**Stated problem:**
From the records below, copy every line that contains the word "电化学储能".

(Saved data entries)
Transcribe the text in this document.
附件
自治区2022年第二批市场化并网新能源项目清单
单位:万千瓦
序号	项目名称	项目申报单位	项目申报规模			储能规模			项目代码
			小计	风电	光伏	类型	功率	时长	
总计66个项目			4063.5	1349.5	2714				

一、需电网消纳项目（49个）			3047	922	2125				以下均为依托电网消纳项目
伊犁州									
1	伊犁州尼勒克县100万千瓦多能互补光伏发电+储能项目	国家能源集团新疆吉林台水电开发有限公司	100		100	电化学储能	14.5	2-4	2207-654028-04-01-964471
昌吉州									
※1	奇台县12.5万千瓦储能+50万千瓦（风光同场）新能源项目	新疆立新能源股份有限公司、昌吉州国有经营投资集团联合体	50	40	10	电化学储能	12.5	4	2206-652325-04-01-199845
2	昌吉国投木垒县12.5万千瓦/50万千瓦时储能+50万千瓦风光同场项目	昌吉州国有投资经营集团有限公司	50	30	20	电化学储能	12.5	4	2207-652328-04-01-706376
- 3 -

**Exercise answer:**
1	伊犁州尼勒克县100万千瓦多能互补光伏发电+储能项目	国家能源集团新疆吉林台水电开发有限公司	100		100	电化学储能	14.5	2-4	2207-654028-04-01-964471
※1	奇台县12.5万千瓦储能+50万千瓦（风光同场）新能源项目	新疆立新能源股份有限公司、昌吉州国有经营投资集团联合体	50	40	10	电化学储能	12.5	4	2206-652325-04-01-199845
2	昌吉国投木垒县12.5万千瓦/50万千瓦时储能+50万千瓦风光同场项目	昌吉州国有投资经营集团有限公司	50	30	20	电化学储能	12.5	4	2207-652328-04-01-706376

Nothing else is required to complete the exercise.